__STORED DATA__.
----------

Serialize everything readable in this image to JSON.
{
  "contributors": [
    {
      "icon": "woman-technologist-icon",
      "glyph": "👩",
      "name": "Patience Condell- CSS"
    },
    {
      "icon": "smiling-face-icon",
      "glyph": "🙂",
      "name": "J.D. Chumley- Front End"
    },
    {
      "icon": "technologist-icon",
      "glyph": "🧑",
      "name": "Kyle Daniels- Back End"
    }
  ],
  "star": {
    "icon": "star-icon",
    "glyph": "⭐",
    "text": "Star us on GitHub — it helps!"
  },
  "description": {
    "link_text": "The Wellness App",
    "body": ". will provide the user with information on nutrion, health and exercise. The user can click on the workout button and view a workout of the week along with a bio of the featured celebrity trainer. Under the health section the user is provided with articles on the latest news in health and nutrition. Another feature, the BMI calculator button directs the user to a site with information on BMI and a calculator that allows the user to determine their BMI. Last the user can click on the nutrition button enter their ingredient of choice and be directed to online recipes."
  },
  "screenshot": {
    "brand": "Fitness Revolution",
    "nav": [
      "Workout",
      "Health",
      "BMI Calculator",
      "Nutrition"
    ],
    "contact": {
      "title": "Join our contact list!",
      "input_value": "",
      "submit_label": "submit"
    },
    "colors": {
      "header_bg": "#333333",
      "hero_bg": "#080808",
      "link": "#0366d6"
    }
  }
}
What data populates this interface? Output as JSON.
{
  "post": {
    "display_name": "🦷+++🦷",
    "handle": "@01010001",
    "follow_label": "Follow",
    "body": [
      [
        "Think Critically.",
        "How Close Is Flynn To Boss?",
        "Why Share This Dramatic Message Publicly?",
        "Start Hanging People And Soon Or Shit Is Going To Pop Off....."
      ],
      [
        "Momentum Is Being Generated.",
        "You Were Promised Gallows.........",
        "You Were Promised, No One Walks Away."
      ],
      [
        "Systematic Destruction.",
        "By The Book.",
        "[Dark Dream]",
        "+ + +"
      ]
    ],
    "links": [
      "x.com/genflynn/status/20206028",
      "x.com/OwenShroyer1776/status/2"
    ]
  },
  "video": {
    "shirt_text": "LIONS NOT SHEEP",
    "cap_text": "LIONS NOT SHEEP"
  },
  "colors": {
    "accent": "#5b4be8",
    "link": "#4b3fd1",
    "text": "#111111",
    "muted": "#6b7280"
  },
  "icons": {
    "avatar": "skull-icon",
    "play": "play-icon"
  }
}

----------

__WHAT IS NEEDED__. Which lines contain the word "SHEEP"? Return each of them.

__WRITTEN SOLUTION__.
    "shirt_text": "LIONS NOT SHEEP",
    "cap_text": "LIONS NOT SHEEP"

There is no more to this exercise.